(Items from a data source)
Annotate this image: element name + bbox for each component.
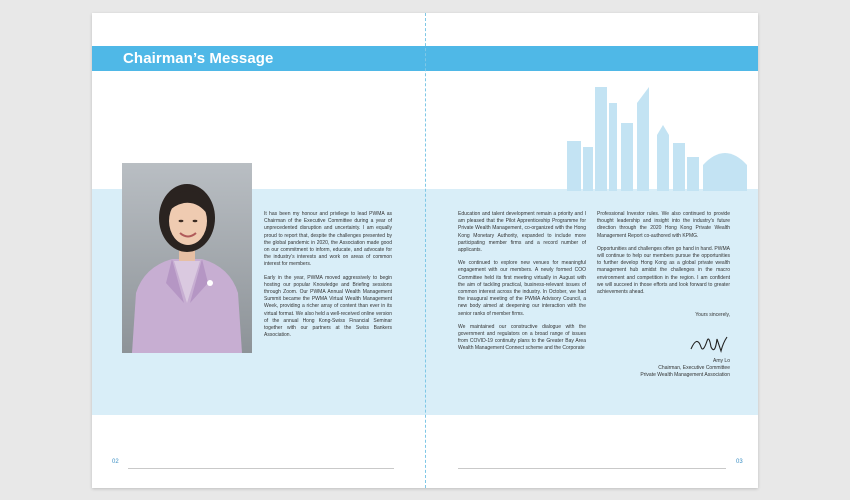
right-text-column-2: [597, 211, 730, 302]
left-page: [92, 13, 425, 488]
paragraph: We continued to explore new venues for meaningful engagement with our members. A newly formed COO Committee held its first meeting virtually in August with the aim of tackling practical, business-relevant issues of common interest across the industry. In October, we had the inaugural meeting of the PWMA Advisory Council, a new body aimed at deepening our interaction with the senior ranks of member firms.: [458, 260, 586, 317]
page-fold: [425, 13, 427, 488]
page-number-right: 03: [736, 459, 743, 465]
chairman-photo: [122, 163, 252, 353]
paragraph: Education and talent development remain a priority and I am pleased that the Pilot Apprenticeship Programme for Private Wealth Management, co-organized with the Hong Kong Monetary Authority, expanded to include more participating member firms and a record number of applicants.: [458, 211, 586, 254]
closing: Yours sincerely,: [695, 312, 730, 318]
signature-graphic: [687, 331, 731, 357]
paragraph: It has been my honour and privilege to lead PWMA as Chairman of the Executive Committee during a year of unprecedented disruption and uncertainty. I am equally proud to report that, despite the challenges presented by the global pandemic in 2020, the Association made good on our commitment to inform, educate, and advocate for the industry’s interests and work on areas of common interest for members.: [264, 211, 392, 268]
signer-organisation: Private Wealth Management Association: [640, 372, 730, 378]
title-band-continued: [425, 46, 758, 71]
paragraph: Opportunities and challenges often go hand in hand. PWMA will continue to help our members pursue the opportunities to further develop Hong Kong as a global private wealth management hub amidst the challenges in the macro environment and competition in the region. I am confident we will succeed in those efforts and look forward to greater achievements ahead.: [597, 245, 730, 296]
page-number-left: 02: [112, 459, 119, 465]
paragraph: We maintained our constructive dialogue with the government and regulators on a broad range of issues from COVID-19 continuity plans to the Greater Bay Area Wealth Management Connect scheme and the Corporate: [458, 323, 586, 352]
signer-title: Chairman, Executive Committee: [658, 365, 730, 371]
right-text-column-1: [458, 211, 586, 359]
page-title: Chairman’s Message: [123, 50, 274, 67]
paragraph: Professional Investor rules. We also continued to provide thought leadership and insight into the industry’s future direction through the 2020 Hong Kong Private Wealth Management Report co-authored with KPMG.: [597, 211, 730, 239]
left-text-column: [264, 211, 392, 345]
signer-name: Amy Lo: [713, 358, 730, 364]
footer-rule: [128, 468, 394, 469]
right-page: [425, 13, 758, 488]
skyline-illustration: [565, 83, 755, 203]
paragraph: Early in the year, PWMA moved aggressively to begin hosting our popular Knowledge and Briefing sessions through Zoom. Our PWMA Annual Wealth Management Summit became the PWMA Virtual Wealth Management Week, providing a richer array of content than ever in its virtual format. We also held a well-received online version of the annual Hong Kong-Swiss Financial Seminar together with our partners at the Swiss Bankers Association.: [264, 274, 392, 339]
footer-rule: [458, 468, 726, 469]
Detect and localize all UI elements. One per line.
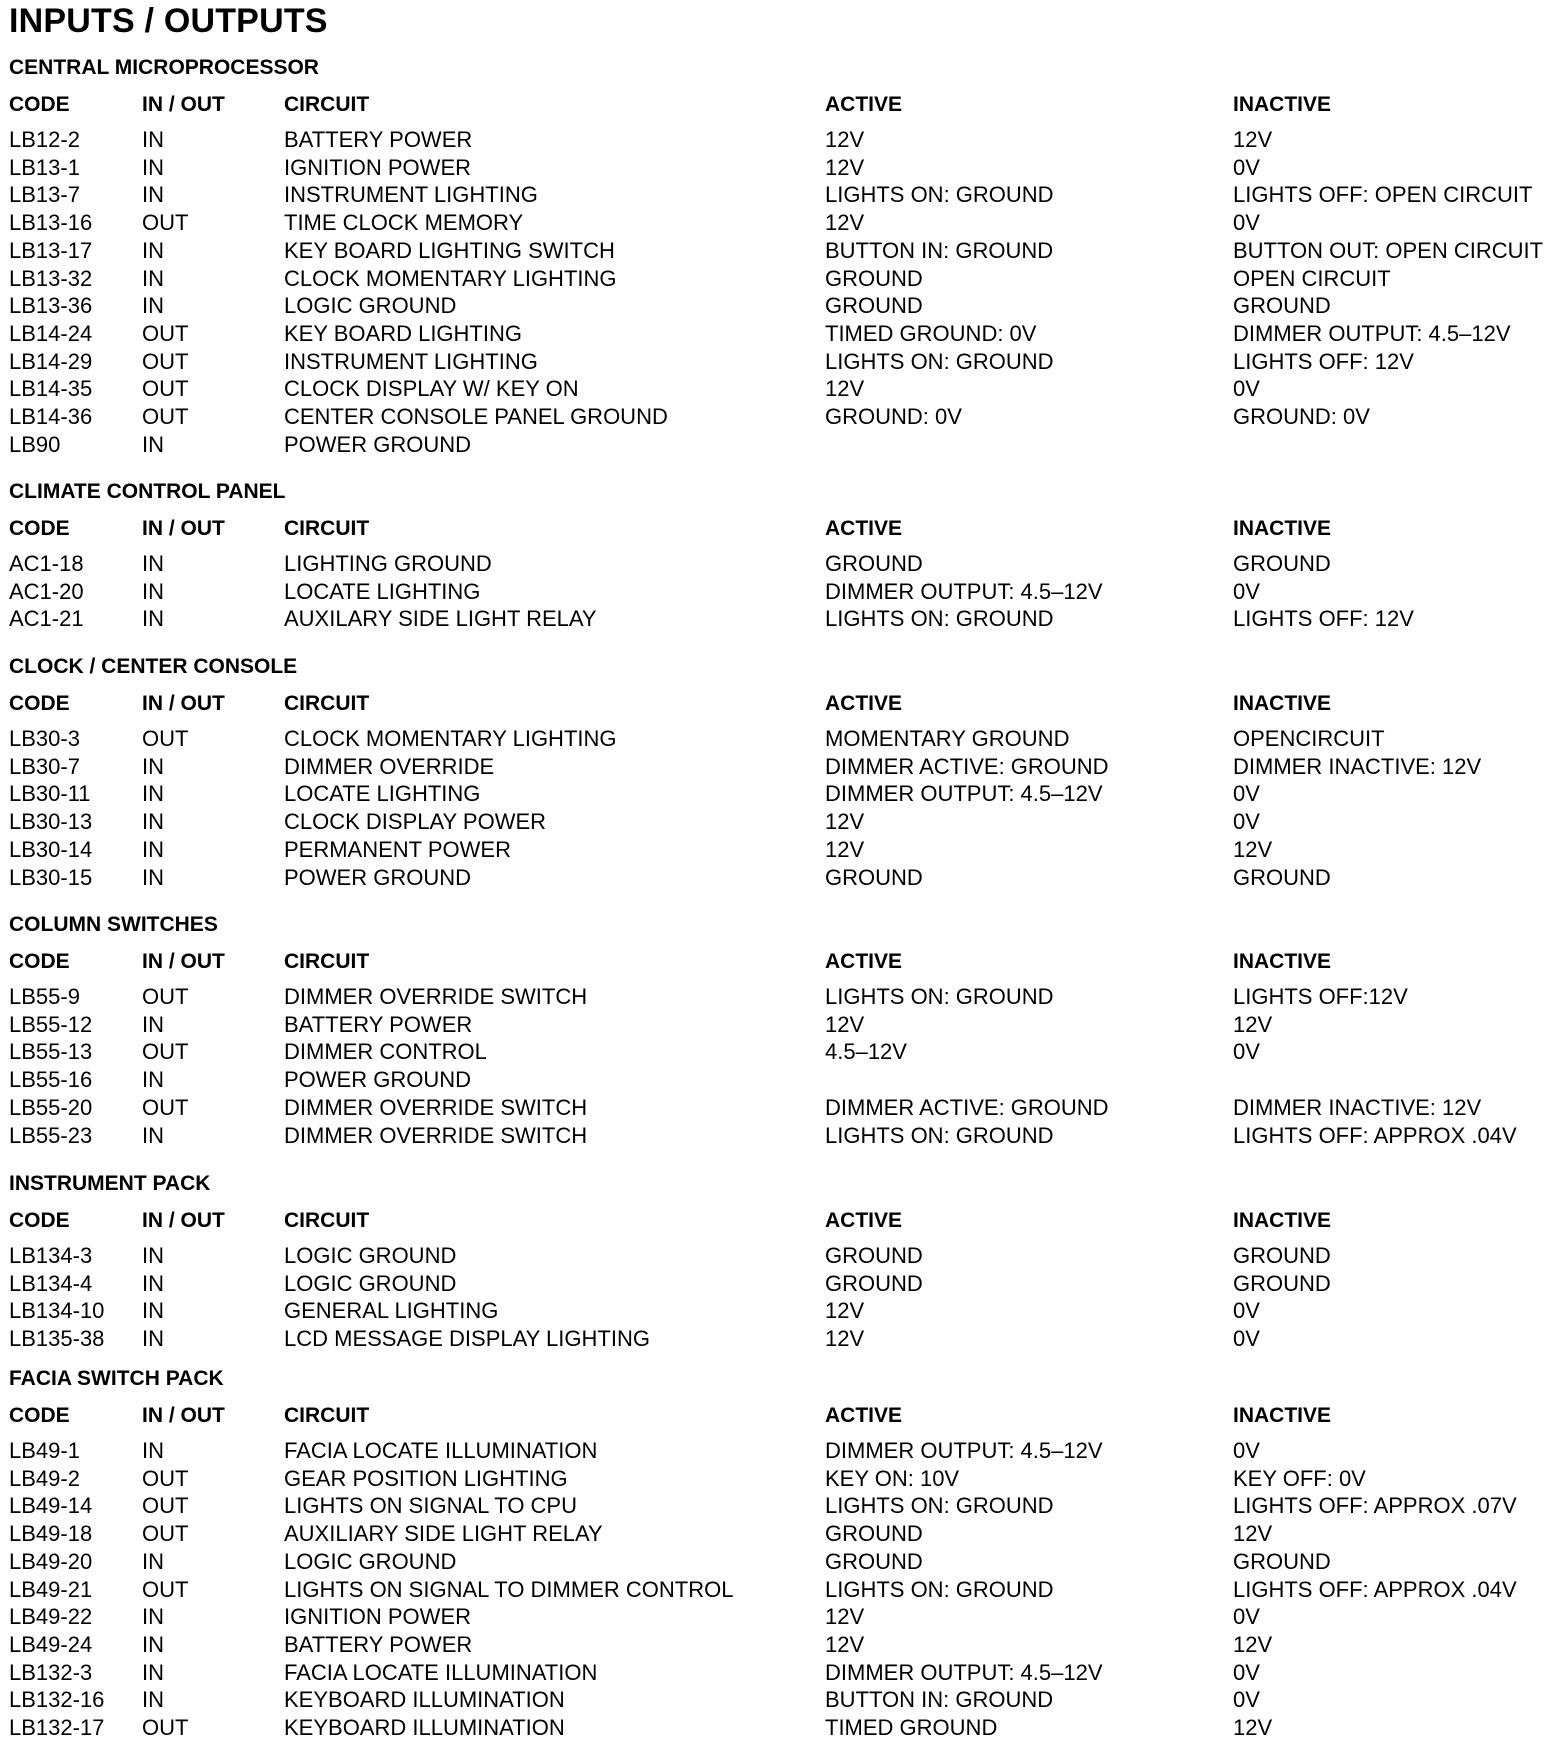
row-active: 12V	[825, 1298, 865, 1324]
row-active: GROUND	[825, 265, 923, 291]
row-circuit: INSTRUMENT LIGHTING	[284, 182, 538, 208]
row-inactive: GROUND	[1233, 1243, 1331, 1268]
column-header-io: IN / OUT	[142, 517, 225, 540]
row-active: 12V	[825, 809, 865, 835]
row-active: KEY ON: 10V	[825, 1465, 960, 1491]
row-circuit: LIGHTING GROUND	[284, 551, 492, 576]
row-inactive: 12V	[1233, 1521, 1273, 1547]
row-code: LB13-36	[9, 293, 93, 319]
column-header-code: CODE	[9, 93, 70, 116]
row-circuit: CLOCK MOMENTARY LIGHTING	[284, 726, 617, 751]
row-code: LB49-21	[9, 1576, 93, 1602]
column-header-io: IN / OUT	[142, 1404, 225, 1427]
row-io: IN	[142, 1011, 164, 1037]
row-inactive: 0V	[1233, 578, 1260, 604]
row-inactive: GROUND: 0V	[1233, 404, 1370, 429]
row-active: GROUND	[825, 551, 923, 576]
row-active: TIMED GROUND	[825, 1715, 998, 1740]
row-io: IN	[142, 1270, 164, 1296]
row-code: AC1-21	[9, 606, 84, 632]
row-circuit: LOGIC GROUND	[284, 1243, 457, 1268]
row-code: LB55-23	[9, 1122, 93, 1148]
column-header-active: ACTIVE	[825, 692, 903, 715]
row-code: LB14-24	[9, 320, 93, 346]
row-active: GROUND	[825, 293, 923, 319]
row-circuit: DIMMER OVERRIDE SWITCH	[284, 1094, 588, 1120]
row-io: IN	[142, 836, 164, 862]
row-io: OUT	[142, 1493, 189, 1519]
row-inactive: 0V	[1233, 376, 1260, 402]
column-header-circuit: CIRCUIT	[284, 1404, 370, 1427]
row-circuit: AUXILIARY SIDE LIGHT RELAY	[284, 1521, 603, 1547]
row-active: TIMED GROUND: 0V	[825, 320, 1037, 346]
column-header-circuit: CIRCUIT	[284, 692, 370, 715]
column-header-io: IN / OUT	[142, 692, 225, 715]
row-circuit: BATTERY POWER	[284, 1011, 473, 1037]
row-active: DIMMER OUTPUT: 4.5–12V	[825, 578, 1103, 604]
row-active: 12V	[825, 1326, 865, 1352]
row-code: LB55-13	[9, 1039, 93, 1065]
row-inactive: 0V	[1233, 809, 1260, 835]
row-code: LB30-15	[9, 864, 93, 890]
row-circuit: INSTRUMENT LIGHTING	[284, 348, 538, 374]
row-active: GROUND	[825, 864, 923, 890]
row-circuit: CLOCK MOMENTARY LIGHTING	[284, 265, 617, 291]
column-header-code: CODE	[9, 1404, 70, 1427]
column-header-active: ACTIVE	[825, 1404, 903, 1427]
section-title: CLOCK / CENTER CONSOLE	[9, 655, 298, 678]
column-header-inactive: INACTIVE	[1233, 93, 1332, 116]
row-code: LB134-3	[9, 1243, 93, 1268]
row-circuit: KEYBOARD ILLUMINATION	[284, 1715, 565, 1740]
row-code: LB13-17	[9, 237, 93, 263]
row-circuit: DIMMER OVERRIDE	[284, 753, 495, 779]
row-code: LB55-9	[9, 984, 80, 1009]
row-inactive: 0V	[1233, 154, 1260, 180]
row-circuit: CLOCK DISPLAY POWER	[284, 809, 547, 835]
row-circuit: BATTERY POWER	[284, 127, 473, 152]
row-io: OUT	[142, 1465, 189, 1491]
row-io: IN	[142, 781, 164, 807]
row-code: LB49-20	[9, 1548, 93, 1574]
row-active: 12V	[825, 836, 865, 862]
section-title: COLUMN SWITCHES	[9, 913, 218, 936]
row-active: GROUND	[825, 1548, 923, 1574]
row-circuit: GEAR POSITION LIGHTING	[284, 1465, 568, 1491]
row-active: GROUND	[825, 1243, 923, 1268]
row-code: LB14-35	[9, 376, 93, 402]
row-io: IN	[142, 1631, 164, 1657]
column-header-code: CODE	[9, 950, 70, 973]
row-active: GROUND	[825, 1270, 923, 1296]
row-io: OUT	[142, 1576, 189, 1602]
row-active: GROUND	[825, 1521, 923, 1547]
row-io: IN	[142, 1326, 164, 1352]
row-code: LB132-3	[9, 1659, 93, 1685]
row-circuit: KEY BOARD LIGHTING SWITCH	[284, 237, 615, 263]
row-io: IN	[142, 1438, 164, 1463]
row-code: LB49-1	[9, 1438, 80, 1463]
row-code: LB14-29	[9, 348, 93, 374]
row-code: LB30-3	[9, 726, 80, 751]
row-inactive: OPENCIRCUIT	[1233, 726, 1385, 751]
row-circuit: IGNITION POWER	[284, 154, 471, 180]
row-code: LB49-18	[9, 1521, 93, 1547]
row-io: IN	[142, 237, 164, 263]
section	[0, 56, 1568, 460]
row-io: OUT	[142, 1094, 189, 1120]
column-header-circuit: CIRCUIT	[284, 93, 370, 116]
row-circuit: AUXILARY SIDE LIGHT RELAY	[284, 606, 597, 632]
row-io: OUT	[142, 726, 189, 751]
row-active: DIMMER OUTPUT: 4.5–12V	[825, 781, 1103, 807]
row-inactive: KEY OFF: 0V	[1233, 1465, 1366, 1491]
column-header-inactive: INACTIVE	[1233, 1404, 1332, 1427]
column-header-io: IN / OUT	[142, 93, 225, 116]
row-active: 12V	[825, 1011, 865, 1037]
row-io: OUT	[142, 348, 189, 374]
column-header-active: ACTIVE	[825, 93, 903, 116]
section	[0, 913, 1568, 1151]
row-circuit: BATTERY POWER	[284, 1631, 473, 1657]
row-active: DIMMER ACTIVE: GROUND	[825, 1094, 1109, 1120]
column-header-inactive: INACTIVE	[1233, 950, 1332, 973]
row-circuit: DIMMER OVERRIDE SWITCH	[284, 1122, 588, 1148]
row-code: LB132-16	[9, 1687, 105, 1713]
row-active: LIGHTS ON: GROUND	[825, 1493, 1054, 1519]
row-code: LB135-38	[9, 1326, 105, 1352]
column-header-io: IN / OUT	[142, 950, 225, 973]
row-active: DIMMER OUTPUT: 4.5–12V	[825, 1438, 1103, 1463]
row-active: MOMENTARY GROUND	[825, 726, 1070, 751]
row-active: DIMMER ACTIVE: GROUND	[825, 753, 1109, 779]
row-inactive: GROUND	[1233, 1270, 1331, 1296]
row-circuit: DIMMER OVERRIDE SWITCH	[284, 984, 588, 1009]
row-code: LB49-2	[9, 1465, 80, 1491]
section-title: CLIMATE CONTROL PANEL	[9, 480, 286, 503]
column-header-circuit: CIRCUIT	[284, 517, 370, 540]
row-inactive: GROUND	[1233, 551, 1331, 576]
row-inactive: DIMMER INACTIVE: 12V	[1233, 753, 1482, 779]
row-inactive: LIGHTS OFF: 12V	[1233, 606, 1414, 632]
row-active: 12V	[825, 127, 865, 152]
row-inactive: 12V	[1233, 1631, 1273, 1657]
row-inactive: GROUND	[1233, 864, 1331, 890]
row-code: AC1-18	[9, 551, 84, 576]
row-inactive: LIGHTS OFF:12V	[1233, 984, 1408, 1009]
column-header-circuit: CIRCUIT	[284, 950, 370, 973]
row-circuit: PERMANENT POWER	[284, 836, 511, 862]
row-io: IN	[142, 1298, 164, 1324]
row-active: BUTTON IN: GROUND	[825, 1687, 1054, 1713]
column-header-code: CODE	[9, 1209, 70, 1232]
column-header-circuit: CIRCUIT	[284, 1209, 370, 1232]
row-code: LB55-16	[9, 1067, 93, 1093]
row-io: OUT	[142, 1039, 189, 1065]
row-active: LIGHTS ON: GROUND	[825, 984, 1054, 1009]
row-circuit: KEY BOARD LIGHTING	[284, 320, 522, 346]
row-active: 12V	[825, 376, 865, 402]
row-code: LB14-36	[9, 404, 93, 429]
row-code: LB13-7	[9, 182, 80, 208]
row-active: LIGHTS ON: GROUND	[825, 606, 1054, 632]
column-header-inactive: INACTIVE	[1233, 1209, 1332, 1232]
row-code: LB13-1	[9, 154, 80, 180]
row-code: LB13-32	[9, 265, 93, 291]
row-active: BUTTON IN: GROUND	[825, 237, 1054, 263]
row-inactive: 12V	[1233, 1011, 1273, 1037]
row-code: LB30-14	[9, 836, 93, 862]
row-inactive: LIGHTS OFF: APPROX .04V	[1233, 1576, 1517, 1602]
row-circuit: LIGHTS ON SIGNAL TO DIMMER CONTROL	[284, 1576, 734, 1602]
row-inactive: 0V	[1233, 1659, 1260, 1685]
row-io: IN	[142, 1122, 164, 1148]
row-io: IN	[142, 1659, 164, 1685]
row-circuit: LIGHTS ON SIGNAL TO CPU	[284, 1493, 577, 1519]
row-code: LB49-22	[9, 1604, 93, 1630]
row-circuit: TIME CLOCK MEMORY	[284, 210, 524, 236]
row-circuit: POWER GROUND	[284, 1067, 471, 1093]
row-io: IN	[142, 1604, 164, 1630]
row-io: IN	[142, 1243, 164, 1268]
column-header-active: ACTIVE	[825, 517, 903, 540]
row-io: IN	[142, 809, 164, 835]
row-circuit: POWER GROUND	[284, 864, 471, 890]
row-circuit: CLOCK DISPLAY W/ KEY ON	[284, 376, 579, 402]
row-inactive: 0V	[1233, 1039, 1260, 1065]
row-inactive: 0V	[1233, 210, 1260, 236]
row-code: LB134-10	[9, 1298, 105, 1324]
column-header-inactive: INACTIVE	[1233, 692, 1332, 715]
row-active: LIGHTS ON: GROUND	[825, 1122, 1054, 1148]
row-circuit: POWER GROUND	[284, 431, 471, 457]
row-inactive: 12V	[1233, 1715, 1273, 1740]
row-inactive: 0V	[1233, 1604, 1260, 1630]
row-active: LIGHTS ON: GROUND	[825, 182, 1054, 208]
row-circuit: IGNITION POWER	[284, 1604, 471, 1630]
row-active: 12V	[825, 1631, 865, 1657]
row-inactive: LIGHTS OFF: APPROX .07V	[1233, 1493, 1517, 1519]
row-circuit: LOCATE LIGHTING	[284, 781, 481, 807]
row-active: 12V	[825, 154, 865, 180]
section-title: FACIA SWITCH PACK	[9, 1367, 224, 1390]
row-code: LB30-13	[9, 809, 93, 835]
section	[0, 655, 1568, 893]
row-inactive: 0V	[1233, 1326, 1260, 1352]
row-io: IN	[142, 551, 164, 576]
row-code: LB49-14	[9, 1493, 93, 1519]
row-inactive: 0V	[1233, 1298, 1260, 1324]
row-inactive: 12V	[1233, 836, 1273, 862]
row-code: LB49-24	[9, 1631, 93, 1657]
row-io: OUT	[142, 984, 189, 1009]
row-active: GROUND: 0V	[825, 404, 962, 429]
row-io: IN	[142, 431, 164, 457]
row-active: 4.5–12V	[825, 1039, 907, 1065]
row-io: IN	[142, 864, 164, 890]
row-code: LB55-12	[9, 1011, 93, 1037]
row-circuit: LCD MESSAGE DISPLAY LIGHTING	[284, 1326, 650, 1352]
row-inactive: 0V	[1233, 1438, 1260, 1463]
row-inactive: LIGHTS OFF: 12V	[1233, 348, 1414, 374]
row-circuit: LOCATE LIGHTING	[284, 578, 481, 604]
row-active: LIGHTS ON: GROUND	[825, 348, 1054, 374]
row-io: IN	[142, 1548, 164, 1574]
row-inactive: 0V	[1233, 781, 1260, 807]
row-io: OUT	[142, 404, 189, 429]
row-code: LB13-16	[9, 210, 93, 236]
row-io: OUT	[142, 1521, 189, 1547]
row-code: LB90	[9, 431, 61, 457]
row-io: OUT	[142, 320, 189, 346]
column-header-active: ACTIVE	[825, 950, 903, 973]
row-inactive: DIMMER INACTIVE: 12V	[1233, 1094, 1482, 1120]
column-header-code: CODE	[9, 517, 70, 540]
column-header-active: ACTIVE	[825, 1209, 903, 1232]
row-circuit: CENTER CONSOLE PANEL GROUND	[284, 404, 668, 429]
row-active: LIGHTS ON: GROUND	[825, 1576, 1054, 1602]
row-inactive: GROUND	[1233, 293, 1331, 319]
row-io: IN	[142, 265, 164, 291]
row-io: OUT	[142, 376, 189, 402]
row-circuit: FACIA LOCATE ILLUMINATION	[284, 1659, 598, 1685]
row-circuit: KEYBOARD ILLUMINATION	[284, 1687, 565, 1713]
row-code: LB134-4	[9, 1270, 93, 1296]
row-circuit: FACIA LOCATE ILLUMINATION	[284, 1438, 598, 1463]
row-code: LB30-7	[9, 753, 80, 779]
row-io: IN	[142, 1687, 164, 1713]
row-inactive: LIGHTS OFF: APPROX .04V	[1233, 1122, 1517, 1148]
row-code: LB12-2	[9, 127, 80, 152]
row-active: 12V	[825, 1604, 865, 1630]
row-circuit: DIMMER CONTROL	[284, 1039, 487, 1065]
row-inactive: GROUND	[1233, 1548, 1331, 1574]
row-inactive: DIMMER OUTPUT: 4.5–12V	[1233, 320, 1511, 346]
section-title: CENTRAL MICROPROCESSOR	[9, 56, 319, 79]
row-io: IN	[142, 606, 164, 632]
row-circuit: LOGIC GROUND	[284, 1548, 457, 1574]
row-io: IN	[142, 753, 164, 779]
row-code: AC1-20	[9, 578, 84, 604]
section	[0, 480, 1568, 635]
row-circuit: LOGIC GROUND	[284, 1270, 457, 1296]
row-io: IN	[142, 182, 164, 208]
row-io: IN	[142, 1067, 164, 1093]
row-inactive: 12V	[1233, 127, 1273, 152]
page-title: INPUTS / OUTPUTS	[9, 2, 328, 40]
row-io: IN	[142, 154, 164, 180]
row-inactive: BUTTON OUT: OPEN CIRCUIT	[1233, 237, 1544, 263]
row-io: IN	[142, 127, 164, 152]
row-circuit: GENERAL LIGHTING	[284, 1298, 499, 1324]
row-active: DIMMER OUTPUT: 4.5–12V	[825, 1659, 1103, 1685]
row-inactive: LIGHTS OFF: OPEN CIRCUIT	[1233, 182, 1533, 208]
row-inactive: 0V	[1233, 1687, 1260, 1713]
row-inactive: OPEN CIRCUIT	[1233, 265, 1391, 291]
row-io: OUT	[142, 1715, 189, 1740]
row-io: OUT	[142, 210, 189, 236]
section	[0, 1172, 1568, 1355]
row-io: IN	[142, 293, 164, 319]
row-io: IN	[142, 578, 164, 604]
row-code: LB55-20	[9, 1094, 93, 1120]
column-header-io: IN / OUT	[142, 1209, 225, 1232]
row-active: 12V	[825, 210, 865, 236]
section-title: INSTRUMENT PACK	[9, 1172, 211, 1195]
row-code: LB132-17	[9, 1715, 105, 1740]
row-code: LB30-11	[9, 781, 91, 807]
column-header-code: CODE	[9, 692, 70, 715]
row-circuit: LOGIC GROUND	[284, 293, 457, 319]
section	[0, 1367, 1568, 1744]
column-header-inactive: INACTIVE	[1233, 517, 1332, 540]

- _Description of the task_
Echo the lines above exactly, taking everything from the line that contains "1298, 865, 1324]" down to the line that contains "1521, 1273, 1547]", with both of those lines included.

- _Correct answer_
row-active: 12V	[825, 1298, 865, 1324]
row-active: GROUND	[825, 265, 923, 291]
row-circuit: INSTRUMENT LIGHTING	[284, 182, 538, 208]
row-inactive: GROUND	[1233, 1243, 1331, 1268]
column-header-io: IN / OUT	[142, 517, 225, 540]
row-active: 12V	[825, 809, 865, 835]
row-active: KEY ON: 10V	[825, 1465, 960, 1491]
row-circuit: LIGHTING GROUND	[284, 551, 492, 576]
row-inactive: 12V	[1233, 1521, 1273, 1547]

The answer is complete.